::: MATERIAL PROVIDED
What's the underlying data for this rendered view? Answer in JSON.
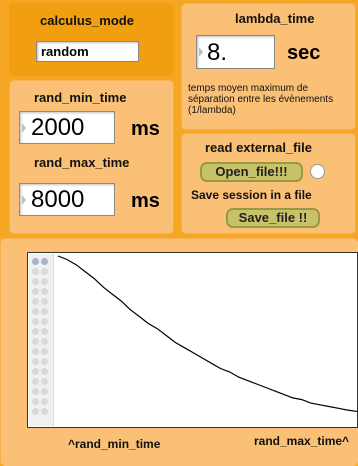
{
  "calculus_mode": {
    "title": "calculus_mode",
    "value": "random"
  },
  "lambda_time": {
    "title": "lambda_time",
    "value": "8.",
    "unit": "sec",
    "description": "temps moyen maximum de séparation entre les évènements (1/lambda)"
  },
  "rand_min_time": {
    "title": "rand_min_time",
    "value": "2000",
    "unit": "ms"
  },
  "rand_max_time": {
    "title": "rand_max_time",
    "value": "8000",
    "unit": "ms"
  },
  "file": {
    "read_title": "read external_file",
    "open_button": "Open_file!!!",
    "save_title": "Save session in a file",
    "save_button": "Save_file !!"
  },
  "graph": {
    "x_min_label": "^rand_min_time",
    "x_max_label": "rand_max_time^",
    "curve": [
      [
        0.0,
        1.0
      ],
      [
        0.03,
        0.98
      ],
      [
        0.06,
        0.95
      ],
      [
        0.09,
        0.91
      ],
      [
        0.12,
        0.87
      ],
      [
        0.15,
        0.82
      ],
      [
        0.18,
        0.78
      ],
      [
        0.21,
        0.74
      ],
      [
        0.24,
        0.69
      ],
      [
        0.27,
        0.65
      ],
      [
        0.3,
        0.61
      ],
      [
        0.33,
        0.58
      ],
      [
        0.36,
        0.54
      ],
      [
        0.39,
        0.5
      ],
      [
        0.42,
        0.47
      ],
      [
        0.45,
        0.44
      ],
      [
        0.48,
        0.41
      ],
      [
        0.51,
        0.38
      ],
      [
        0.54,
        0.35
      ],
      [
        0.57,
        0.33
      ],
      [
        0.6,
        0.3
      ],
      [
        0.63,
        0.28
      ],
      [
        0.66,
        0.26
      ],
      [
        0.69,
        0.24
      ],
      [
        0.72,
        0.22
      ],
      [
        0.75,
        0.2
      ],
      [
        0.78,
        0.18
      ],
      [
        0.81,
        0.17
      ],
      [
        0.84,
        0.15
      ],
      [
        0.87,
        0.14
      ],
      [
        0.9,
        0.13
      ],
      [
        0.93,
        0.12
      ],
      [
        0.96,
        0.11
      ],
      [
        1.0,
        0.1
      ]
    ]
  }
}
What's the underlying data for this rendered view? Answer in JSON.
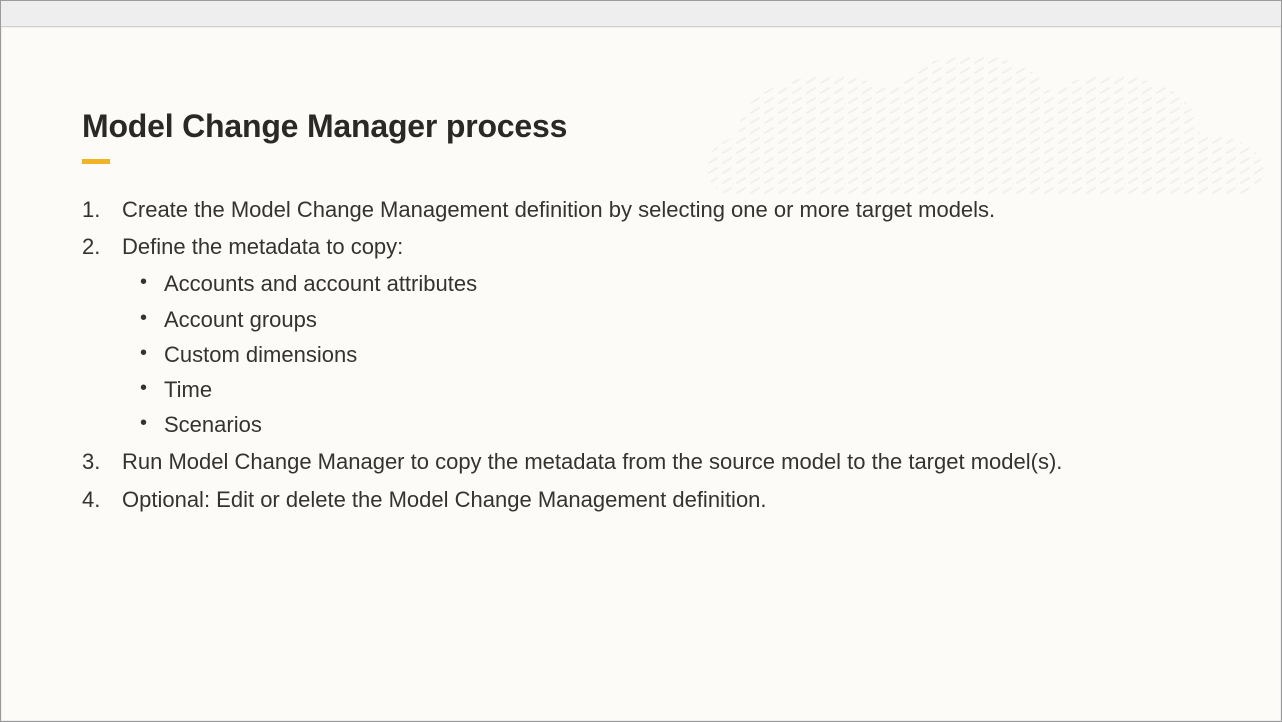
::::::
◆ TASK BRIEF:
Examine the records and pull out every line where the string "value" occurs.

◆ RESPONSE TO THE EXERCISE:
    "value": "random"
    "value": "8.",
    "value": "2000",
    "value": "8000",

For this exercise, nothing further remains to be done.